▶ WHAT THE TASK ASKS:
Your task is to copy every line of the entries that contains "JSON".

Dataset rows about figures:
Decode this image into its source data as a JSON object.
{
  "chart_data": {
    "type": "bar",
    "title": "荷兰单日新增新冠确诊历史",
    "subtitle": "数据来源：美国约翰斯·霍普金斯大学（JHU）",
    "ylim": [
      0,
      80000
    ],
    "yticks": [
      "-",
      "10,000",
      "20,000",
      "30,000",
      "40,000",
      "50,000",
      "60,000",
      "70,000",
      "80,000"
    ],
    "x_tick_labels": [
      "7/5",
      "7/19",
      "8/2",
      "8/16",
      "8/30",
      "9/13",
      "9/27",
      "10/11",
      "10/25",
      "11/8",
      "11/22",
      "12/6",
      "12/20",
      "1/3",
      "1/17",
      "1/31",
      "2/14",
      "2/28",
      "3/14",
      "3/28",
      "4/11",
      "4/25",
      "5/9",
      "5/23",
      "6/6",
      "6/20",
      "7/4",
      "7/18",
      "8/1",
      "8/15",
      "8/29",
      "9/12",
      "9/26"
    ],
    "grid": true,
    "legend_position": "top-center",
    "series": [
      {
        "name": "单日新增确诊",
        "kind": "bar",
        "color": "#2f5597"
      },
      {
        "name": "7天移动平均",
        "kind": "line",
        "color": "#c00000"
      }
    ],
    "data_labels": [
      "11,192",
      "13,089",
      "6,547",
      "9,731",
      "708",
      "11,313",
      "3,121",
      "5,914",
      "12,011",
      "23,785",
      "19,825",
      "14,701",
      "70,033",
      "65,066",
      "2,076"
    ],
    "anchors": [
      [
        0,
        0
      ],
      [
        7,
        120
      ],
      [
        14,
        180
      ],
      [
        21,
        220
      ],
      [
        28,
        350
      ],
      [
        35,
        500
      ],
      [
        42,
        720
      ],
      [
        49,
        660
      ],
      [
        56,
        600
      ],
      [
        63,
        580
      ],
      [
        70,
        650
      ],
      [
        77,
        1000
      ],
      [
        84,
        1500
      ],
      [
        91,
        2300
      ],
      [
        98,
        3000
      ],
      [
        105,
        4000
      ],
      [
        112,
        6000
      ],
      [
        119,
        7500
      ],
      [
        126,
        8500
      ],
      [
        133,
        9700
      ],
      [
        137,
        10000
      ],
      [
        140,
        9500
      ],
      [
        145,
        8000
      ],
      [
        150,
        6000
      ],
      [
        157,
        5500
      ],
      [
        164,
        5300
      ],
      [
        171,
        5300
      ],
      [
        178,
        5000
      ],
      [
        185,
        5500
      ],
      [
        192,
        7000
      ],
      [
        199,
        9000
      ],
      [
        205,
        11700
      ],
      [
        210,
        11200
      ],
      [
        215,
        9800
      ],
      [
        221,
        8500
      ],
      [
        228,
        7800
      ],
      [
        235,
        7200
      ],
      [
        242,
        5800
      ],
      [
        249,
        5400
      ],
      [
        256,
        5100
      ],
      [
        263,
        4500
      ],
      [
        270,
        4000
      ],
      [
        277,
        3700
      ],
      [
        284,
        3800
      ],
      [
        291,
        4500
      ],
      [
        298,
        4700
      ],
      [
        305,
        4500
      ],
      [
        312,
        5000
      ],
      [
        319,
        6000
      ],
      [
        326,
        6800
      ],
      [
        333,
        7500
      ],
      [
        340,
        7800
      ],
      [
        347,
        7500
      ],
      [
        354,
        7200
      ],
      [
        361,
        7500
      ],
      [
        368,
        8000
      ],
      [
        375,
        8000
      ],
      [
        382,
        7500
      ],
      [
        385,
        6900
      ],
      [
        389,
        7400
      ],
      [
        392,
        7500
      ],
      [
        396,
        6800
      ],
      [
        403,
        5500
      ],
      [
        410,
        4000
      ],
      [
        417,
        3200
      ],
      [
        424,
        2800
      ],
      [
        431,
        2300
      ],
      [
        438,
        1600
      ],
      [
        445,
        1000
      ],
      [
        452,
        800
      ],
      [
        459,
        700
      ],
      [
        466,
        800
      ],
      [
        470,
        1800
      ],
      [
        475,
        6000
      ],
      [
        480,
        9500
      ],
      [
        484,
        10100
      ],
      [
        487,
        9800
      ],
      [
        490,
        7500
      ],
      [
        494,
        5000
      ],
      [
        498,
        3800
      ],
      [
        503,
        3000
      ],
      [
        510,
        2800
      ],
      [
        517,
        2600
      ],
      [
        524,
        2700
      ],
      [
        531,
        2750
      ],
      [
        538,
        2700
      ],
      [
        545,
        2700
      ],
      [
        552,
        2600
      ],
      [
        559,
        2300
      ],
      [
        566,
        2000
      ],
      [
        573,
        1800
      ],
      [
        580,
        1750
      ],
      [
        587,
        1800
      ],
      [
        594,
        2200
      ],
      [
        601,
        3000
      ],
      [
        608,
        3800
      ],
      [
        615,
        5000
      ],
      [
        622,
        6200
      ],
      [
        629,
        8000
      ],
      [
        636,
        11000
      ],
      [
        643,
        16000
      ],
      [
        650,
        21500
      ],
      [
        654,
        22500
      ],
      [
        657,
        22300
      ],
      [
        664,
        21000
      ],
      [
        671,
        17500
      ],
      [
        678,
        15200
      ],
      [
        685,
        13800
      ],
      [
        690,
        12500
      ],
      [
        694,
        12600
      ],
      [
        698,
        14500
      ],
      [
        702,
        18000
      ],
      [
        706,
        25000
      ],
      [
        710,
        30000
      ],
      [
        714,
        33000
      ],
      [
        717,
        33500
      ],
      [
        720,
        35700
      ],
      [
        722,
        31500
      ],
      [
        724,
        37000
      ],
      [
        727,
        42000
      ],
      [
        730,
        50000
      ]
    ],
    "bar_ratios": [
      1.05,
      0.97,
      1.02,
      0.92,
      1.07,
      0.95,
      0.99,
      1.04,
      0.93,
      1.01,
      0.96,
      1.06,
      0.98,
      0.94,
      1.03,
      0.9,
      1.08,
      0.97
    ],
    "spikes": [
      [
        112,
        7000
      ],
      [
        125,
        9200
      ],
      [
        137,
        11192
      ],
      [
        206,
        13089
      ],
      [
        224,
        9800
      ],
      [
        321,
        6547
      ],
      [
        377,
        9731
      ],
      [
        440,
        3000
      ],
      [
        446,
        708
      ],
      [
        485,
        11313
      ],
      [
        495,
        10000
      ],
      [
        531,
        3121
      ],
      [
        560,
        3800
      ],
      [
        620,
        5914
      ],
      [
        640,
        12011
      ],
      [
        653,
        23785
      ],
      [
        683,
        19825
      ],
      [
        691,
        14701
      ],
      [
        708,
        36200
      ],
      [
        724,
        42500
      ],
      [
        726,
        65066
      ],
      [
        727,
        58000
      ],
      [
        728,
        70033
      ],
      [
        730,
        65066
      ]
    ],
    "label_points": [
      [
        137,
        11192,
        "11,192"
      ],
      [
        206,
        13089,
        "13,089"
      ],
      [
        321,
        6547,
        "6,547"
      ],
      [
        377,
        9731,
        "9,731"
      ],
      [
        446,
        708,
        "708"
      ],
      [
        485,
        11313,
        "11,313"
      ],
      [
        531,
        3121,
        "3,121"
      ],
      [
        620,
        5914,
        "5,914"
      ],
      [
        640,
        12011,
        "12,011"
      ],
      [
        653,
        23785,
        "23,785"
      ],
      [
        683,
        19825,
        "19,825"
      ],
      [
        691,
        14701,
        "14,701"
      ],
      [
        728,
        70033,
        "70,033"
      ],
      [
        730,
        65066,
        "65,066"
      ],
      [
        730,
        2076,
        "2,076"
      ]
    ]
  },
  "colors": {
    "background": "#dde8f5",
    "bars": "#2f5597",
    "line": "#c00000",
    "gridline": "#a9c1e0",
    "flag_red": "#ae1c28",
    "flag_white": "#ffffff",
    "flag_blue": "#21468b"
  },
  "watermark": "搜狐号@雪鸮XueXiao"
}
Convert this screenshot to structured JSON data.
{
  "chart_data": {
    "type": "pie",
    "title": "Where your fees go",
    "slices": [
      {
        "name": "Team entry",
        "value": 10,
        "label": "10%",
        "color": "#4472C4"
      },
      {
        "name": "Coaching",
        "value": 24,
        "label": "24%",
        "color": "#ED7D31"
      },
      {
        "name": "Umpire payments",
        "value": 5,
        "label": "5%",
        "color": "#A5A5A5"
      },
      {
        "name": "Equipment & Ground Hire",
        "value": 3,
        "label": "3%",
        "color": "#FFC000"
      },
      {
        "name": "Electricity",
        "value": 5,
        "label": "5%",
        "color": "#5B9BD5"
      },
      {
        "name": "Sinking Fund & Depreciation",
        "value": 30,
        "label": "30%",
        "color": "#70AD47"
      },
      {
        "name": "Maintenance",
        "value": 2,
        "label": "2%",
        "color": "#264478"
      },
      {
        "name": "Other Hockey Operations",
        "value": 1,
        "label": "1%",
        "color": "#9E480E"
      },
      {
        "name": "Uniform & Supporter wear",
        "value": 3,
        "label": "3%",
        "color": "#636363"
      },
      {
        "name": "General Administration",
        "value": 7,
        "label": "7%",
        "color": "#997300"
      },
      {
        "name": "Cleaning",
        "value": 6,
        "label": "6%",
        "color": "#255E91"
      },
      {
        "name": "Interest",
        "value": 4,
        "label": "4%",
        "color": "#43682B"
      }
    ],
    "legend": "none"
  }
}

▶ ANSWER FOR THE TASK:
Decode this image into its source data as a JSON object.
Convert this screenshot to structured JSON data.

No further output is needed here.